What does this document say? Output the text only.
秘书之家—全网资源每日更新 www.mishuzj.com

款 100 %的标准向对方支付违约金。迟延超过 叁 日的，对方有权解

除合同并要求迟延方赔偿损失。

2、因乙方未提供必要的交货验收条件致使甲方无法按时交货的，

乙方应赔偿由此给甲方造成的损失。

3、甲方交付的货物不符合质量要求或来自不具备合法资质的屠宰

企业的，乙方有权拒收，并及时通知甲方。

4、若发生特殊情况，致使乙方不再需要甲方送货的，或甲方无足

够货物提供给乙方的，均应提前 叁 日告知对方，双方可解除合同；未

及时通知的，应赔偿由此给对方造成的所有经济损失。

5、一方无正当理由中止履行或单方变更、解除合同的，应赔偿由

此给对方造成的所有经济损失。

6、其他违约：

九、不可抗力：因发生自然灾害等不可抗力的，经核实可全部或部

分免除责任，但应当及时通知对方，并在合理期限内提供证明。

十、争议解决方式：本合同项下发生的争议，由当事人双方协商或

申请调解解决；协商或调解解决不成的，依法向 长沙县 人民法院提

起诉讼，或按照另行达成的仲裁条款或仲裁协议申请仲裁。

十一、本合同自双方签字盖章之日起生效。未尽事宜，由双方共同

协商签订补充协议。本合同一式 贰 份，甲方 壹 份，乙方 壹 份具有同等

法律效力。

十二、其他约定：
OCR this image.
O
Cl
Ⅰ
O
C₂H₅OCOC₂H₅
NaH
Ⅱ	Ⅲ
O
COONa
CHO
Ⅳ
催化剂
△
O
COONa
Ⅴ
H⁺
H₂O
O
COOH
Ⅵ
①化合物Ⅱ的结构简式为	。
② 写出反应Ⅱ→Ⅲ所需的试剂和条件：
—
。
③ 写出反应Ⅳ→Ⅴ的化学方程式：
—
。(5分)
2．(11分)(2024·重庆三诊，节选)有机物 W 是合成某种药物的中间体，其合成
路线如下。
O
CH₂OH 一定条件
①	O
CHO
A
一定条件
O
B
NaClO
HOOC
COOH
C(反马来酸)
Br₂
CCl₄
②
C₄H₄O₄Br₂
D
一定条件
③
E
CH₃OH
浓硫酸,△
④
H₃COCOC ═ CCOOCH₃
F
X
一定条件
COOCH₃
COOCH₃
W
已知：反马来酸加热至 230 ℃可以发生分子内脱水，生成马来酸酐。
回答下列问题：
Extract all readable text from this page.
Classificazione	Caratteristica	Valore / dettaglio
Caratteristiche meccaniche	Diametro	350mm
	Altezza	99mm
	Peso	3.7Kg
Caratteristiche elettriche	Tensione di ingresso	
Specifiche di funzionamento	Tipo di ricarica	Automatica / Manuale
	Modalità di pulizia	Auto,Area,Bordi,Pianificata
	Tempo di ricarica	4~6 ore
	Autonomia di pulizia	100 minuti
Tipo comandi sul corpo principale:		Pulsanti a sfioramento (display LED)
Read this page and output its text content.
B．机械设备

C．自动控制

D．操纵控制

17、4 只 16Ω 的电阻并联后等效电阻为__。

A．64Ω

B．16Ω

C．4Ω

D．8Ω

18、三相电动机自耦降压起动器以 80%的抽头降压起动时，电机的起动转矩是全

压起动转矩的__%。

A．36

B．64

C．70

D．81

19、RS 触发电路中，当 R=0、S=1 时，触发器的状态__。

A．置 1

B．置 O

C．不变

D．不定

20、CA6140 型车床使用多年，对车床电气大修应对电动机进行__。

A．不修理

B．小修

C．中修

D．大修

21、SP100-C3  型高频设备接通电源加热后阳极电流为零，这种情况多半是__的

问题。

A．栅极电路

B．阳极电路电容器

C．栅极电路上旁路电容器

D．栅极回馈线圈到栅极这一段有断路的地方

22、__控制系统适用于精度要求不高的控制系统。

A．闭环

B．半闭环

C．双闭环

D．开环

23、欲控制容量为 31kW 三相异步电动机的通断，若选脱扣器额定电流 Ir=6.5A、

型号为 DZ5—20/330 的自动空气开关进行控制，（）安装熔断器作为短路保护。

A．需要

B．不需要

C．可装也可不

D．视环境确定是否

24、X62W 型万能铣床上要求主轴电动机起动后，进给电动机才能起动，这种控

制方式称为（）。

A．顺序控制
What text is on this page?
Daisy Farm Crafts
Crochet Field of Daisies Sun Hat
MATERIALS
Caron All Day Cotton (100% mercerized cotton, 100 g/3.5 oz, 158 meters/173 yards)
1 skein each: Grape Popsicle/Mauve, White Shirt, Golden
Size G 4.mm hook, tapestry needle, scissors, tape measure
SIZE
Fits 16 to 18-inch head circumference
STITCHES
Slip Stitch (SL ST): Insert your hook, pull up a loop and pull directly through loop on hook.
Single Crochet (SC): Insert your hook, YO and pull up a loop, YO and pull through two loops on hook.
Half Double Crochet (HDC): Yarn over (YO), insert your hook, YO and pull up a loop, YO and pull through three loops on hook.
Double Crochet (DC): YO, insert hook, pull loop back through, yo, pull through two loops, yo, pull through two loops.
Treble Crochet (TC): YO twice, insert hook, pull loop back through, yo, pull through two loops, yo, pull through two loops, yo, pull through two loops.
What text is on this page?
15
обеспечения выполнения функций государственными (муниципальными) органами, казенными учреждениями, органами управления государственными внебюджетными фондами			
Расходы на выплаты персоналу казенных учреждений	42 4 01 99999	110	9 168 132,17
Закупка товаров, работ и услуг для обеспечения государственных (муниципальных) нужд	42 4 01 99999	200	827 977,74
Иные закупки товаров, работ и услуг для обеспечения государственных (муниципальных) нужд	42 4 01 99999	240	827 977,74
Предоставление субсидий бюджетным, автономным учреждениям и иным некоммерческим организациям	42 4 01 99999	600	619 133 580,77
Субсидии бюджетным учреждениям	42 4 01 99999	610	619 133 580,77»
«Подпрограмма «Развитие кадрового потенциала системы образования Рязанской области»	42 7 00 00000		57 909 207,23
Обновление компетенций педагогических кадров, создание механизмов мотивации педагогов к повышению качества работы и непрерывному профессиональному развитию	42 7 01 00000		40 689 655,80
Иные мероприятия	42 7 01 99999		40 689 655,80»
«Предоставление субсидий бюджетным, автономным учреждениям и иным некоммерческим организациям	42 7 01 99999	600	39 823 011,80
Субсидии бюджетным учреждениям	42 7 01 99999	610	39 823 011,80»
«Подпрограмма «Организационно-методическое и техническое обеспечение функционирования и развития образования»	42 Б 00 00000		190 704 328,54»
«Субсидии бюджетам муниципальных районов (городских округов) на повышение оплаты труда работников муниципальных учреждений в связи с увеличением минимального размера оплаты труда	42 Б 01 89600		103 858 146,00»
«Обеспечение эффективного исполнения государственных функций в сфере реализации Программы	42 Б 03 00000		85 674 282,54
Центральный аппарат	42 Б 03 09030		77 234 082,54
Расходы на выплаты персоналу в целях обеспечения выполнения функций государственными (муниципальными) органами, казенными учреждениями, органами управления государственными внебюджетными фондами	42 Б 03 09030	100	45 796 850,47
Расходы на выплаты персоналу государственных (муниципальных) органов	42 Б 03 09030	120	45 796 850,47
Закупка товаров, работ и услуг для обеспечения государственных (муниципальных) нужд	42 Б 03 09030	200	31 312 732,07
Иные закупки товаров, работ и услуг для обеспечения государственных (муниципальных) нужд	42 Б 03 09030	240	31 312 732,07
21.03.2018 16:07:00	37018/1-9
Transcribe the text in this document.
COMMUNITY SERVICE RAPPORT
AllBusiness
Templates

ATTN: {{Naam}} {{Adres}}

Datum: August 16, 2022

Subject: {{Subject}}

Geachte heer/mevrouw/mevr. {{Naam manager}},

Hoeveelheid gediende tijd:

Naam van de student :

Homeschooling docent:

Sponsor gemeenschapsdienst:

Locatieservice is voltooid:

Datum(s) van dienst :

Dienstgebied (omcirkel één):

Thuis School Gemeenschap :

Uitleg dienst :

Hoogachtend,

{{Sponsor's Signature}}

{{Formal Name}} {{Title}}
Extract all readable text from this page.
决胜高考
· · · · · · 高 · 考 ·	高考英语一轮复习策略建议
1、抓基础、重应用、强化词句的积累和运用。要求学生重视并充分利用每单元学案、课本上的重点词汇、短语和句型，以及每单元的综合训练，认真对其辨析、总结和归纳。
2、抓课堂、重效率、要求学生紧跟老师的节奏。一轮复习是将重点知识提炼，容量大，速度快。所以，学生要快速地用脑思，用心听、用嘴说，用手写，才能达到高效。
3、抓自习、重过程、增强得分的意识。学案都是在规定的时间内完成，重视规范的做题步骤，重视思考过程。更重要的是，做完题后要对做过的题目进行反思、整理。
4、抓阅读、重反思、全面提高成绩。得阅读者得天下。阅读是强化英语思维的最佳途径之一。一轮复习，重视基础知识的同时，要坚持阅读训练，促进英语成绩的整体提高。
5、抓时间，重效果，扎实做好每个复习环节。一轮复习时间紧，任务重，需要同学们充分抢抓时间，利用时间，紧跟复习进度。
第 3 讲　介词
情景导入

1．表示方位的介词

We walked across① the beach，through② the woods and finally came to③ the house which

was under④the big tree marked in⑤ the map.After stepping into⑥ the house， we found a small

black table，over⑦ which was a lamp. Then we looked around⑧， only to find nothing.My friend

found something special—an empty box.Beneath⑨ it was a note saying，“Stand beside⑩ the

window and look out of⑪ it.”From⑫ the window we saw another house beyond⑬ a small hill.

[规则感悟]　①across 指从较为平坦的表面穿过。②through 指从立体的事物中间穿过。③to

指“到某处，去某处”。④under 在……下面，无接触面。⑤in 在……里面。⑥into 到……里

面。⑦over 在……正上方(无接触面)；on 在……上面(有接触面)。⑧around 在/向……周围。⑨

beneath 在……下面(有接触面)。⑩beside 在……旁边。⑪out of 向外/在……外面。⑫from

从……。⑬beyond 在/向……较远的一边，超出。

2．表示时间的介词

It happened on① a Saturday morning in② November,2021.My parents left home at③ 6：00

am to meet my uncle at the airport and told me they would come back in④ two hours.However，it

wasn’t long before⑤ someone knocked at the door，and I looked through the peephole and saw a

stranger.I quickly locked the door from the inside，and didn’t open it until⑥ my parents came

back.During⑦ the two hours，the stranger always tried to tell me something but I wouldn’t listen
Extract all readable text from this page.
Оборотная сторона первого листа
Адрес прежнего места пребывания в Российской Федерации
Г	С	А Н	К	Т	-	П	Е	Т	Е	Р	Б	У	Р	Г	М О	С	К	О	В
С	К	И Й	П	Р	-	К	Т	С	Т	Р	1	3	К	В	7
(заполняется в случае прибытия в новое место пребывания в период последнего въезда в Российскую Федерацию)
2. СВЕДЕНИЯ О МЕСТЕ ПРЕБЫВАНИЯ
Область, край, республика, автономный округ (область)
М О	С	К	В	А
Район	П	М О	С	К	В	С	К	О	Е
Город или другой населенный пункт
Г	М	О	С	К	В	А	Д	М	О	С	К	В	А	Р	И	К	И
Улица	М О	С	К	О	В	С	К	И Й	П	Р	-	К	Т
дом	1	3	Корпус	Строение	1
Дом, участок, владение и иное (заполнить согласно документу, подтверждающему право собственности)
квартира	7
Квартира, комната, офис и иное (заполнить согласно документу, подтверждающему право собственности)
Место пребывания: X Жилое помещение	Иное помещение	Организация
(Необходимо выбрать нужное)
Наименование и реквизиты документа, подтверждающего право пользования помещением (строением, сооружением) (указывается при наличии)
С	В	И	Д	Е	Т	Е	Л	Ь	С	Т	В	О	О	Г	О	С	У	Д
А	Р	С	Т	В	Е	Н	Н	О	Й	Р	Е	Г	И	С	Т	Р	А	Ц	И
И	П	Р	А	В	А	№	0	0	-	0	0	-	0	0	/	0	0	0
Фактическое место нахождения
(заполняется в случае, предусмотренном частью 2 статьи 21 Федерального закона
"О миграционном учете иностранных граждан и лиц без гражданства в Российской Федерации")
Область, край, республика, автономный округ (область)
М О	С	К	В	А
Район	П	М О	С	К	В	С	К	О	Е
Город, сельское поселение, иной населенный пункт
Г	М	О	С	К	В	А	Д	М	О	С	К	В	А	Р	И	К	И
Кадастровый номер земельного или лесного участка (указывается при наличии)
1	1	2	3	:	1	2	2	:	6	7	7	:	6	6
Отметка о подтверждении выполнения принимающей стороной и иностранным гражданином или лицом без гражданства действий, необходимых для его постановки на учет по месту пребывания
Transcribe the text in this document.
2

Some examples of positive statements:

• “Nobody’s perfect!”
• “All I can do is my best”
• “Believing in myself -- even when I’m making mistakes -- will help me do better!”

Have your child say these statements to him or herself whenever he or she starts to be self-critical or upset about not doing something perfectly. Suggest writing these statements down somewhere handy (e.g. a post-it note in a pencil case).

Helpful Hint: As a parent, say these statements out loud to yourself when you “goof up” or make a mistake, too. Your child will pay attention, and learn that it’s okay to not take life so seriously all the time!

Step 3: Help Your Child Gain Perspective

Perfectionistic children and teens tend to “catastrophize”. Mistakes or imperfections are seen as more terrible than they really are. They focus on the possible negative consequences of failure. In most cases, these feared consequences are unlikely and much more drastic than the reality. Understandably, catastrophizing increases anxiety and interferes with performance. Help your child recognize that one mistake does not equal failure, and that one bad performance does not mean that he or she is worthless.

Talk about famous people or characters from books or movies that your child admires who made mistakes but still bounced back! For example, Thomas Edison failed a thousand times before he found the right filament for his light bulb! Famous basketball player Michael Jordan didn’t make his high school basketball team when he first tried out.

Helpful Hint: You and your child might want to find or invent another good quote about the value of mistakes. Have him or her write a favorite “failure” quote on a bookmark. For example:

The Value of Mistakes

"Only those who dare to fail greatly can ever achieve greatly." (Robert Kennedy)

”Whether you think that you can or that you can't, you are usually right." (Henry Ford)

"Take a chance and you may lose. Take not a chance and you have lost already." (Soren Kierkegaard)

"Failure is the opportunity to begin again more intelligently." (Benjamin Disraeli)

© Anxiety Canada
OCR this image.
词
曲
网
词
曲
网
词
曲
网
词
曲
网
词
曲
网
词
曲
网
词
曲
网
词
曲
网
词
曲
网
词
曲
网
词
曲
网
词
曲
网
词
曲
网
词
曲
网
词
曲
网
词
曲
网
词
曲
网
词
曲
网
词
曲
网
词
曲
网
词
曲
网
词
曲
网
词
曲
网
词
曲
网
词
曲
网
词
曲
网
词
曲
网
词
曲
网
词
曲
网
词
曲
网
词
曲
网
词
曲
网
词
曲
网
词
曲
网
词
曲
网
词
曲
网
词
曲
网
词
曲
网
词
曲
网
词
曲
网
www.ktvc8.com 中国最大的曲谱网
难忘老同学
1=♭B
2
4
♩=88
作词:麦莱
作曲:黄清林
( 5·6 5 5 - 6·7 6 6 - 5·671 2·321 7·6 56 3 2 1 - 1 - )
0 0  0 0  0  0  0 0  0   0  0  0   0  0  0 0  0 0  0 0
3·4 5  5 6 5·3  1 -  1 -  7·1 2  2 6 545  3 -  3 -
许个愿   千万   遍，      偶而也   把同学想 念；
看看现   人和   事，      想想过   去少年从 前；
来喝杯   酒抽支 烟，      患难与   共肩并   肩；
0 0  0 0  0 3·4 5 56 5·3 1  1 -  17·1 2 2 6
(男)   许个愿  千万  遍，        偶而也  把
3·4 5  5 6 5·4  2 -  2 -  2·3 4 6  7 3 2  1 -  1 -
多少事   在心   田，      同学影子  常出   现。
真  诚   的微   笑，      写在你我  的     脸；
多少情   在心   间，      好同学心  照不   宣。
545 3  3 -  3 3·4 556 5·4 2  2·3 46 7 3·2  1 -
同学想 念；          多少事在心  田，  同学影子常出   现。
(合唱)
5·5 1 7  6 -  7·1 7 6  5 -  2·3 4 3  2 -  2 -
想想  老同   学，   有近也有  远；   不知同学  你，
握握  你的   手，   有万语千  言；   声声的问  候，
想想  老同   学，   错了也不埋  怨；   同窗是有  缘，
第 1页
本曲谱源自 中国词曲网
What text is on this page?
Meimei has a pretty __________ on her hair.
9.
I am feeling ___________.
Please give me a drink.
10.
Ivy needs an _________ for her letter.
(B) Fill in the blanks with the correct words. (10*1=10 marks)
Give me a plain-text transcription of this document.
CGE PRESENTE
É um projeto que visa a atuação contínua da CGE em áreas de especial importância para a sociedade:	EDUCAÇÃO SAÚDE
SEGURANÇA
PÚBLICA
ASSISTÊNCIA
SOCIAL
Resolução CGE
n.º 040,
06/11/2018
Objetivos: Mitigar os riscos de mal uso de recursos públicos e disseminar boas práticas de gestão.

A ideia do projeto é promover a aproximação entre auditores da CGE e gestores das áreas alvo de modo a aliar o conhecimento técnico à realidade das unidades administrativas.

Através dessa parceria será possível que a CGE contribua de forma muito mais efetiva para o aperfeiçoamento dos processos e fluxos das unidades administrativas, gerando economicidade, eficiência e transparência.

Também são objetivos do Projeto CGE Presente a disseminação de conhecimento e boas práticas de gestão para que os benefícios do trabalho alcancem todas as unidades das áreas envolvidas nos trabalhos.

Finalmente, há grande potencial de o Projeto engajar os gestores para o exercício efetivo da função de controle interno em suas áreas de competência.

---+---

Give back exactly the lines running from the line containing "Give me a plain-text" through the end of the material above, both included, and nothing beyond them.

Give me a plain-text transcription of this document.
CGE PRESENTE
É um projeto que visa a atuação contínua da CGE em áreas de especial importância para a sociedade:	EDUCAÇÃO SAÚDE
SEGURANÇA
PÚBLICA
ASSISTÊNCIA
SOCIAL
Resolução CGE
n.º 040,
06/11/2018
Objetivos: Mitigar os riscos de mal uso de recursos públicos e disseminar boas práticas de gestão.

A ideia do projeto é promover a aproximação entre auditores da CGE e gestores das áreas alvo de modo a aliar o conhecimento técnico à realidade das unidades administrativas.

Através dessa parceria será possível que a CGE contribua de forma muito mais efetiva para o aperfeiçoamento dos processos e fluxos das unidades administrativas, gerando economicidade, eficiência e transparência.

Também são objetivos do Projeto CGE Presente a disseminação de conhecimento e boas práticas de gestão para que os benefícios do trabalho alcancem todas as unidades das áreas envolvidas nos trabalhos.

Finalmente, há grande potencial de o Projeto engajar os gestores para o exercício efetivo da função de controle interno em suas áreas de competência.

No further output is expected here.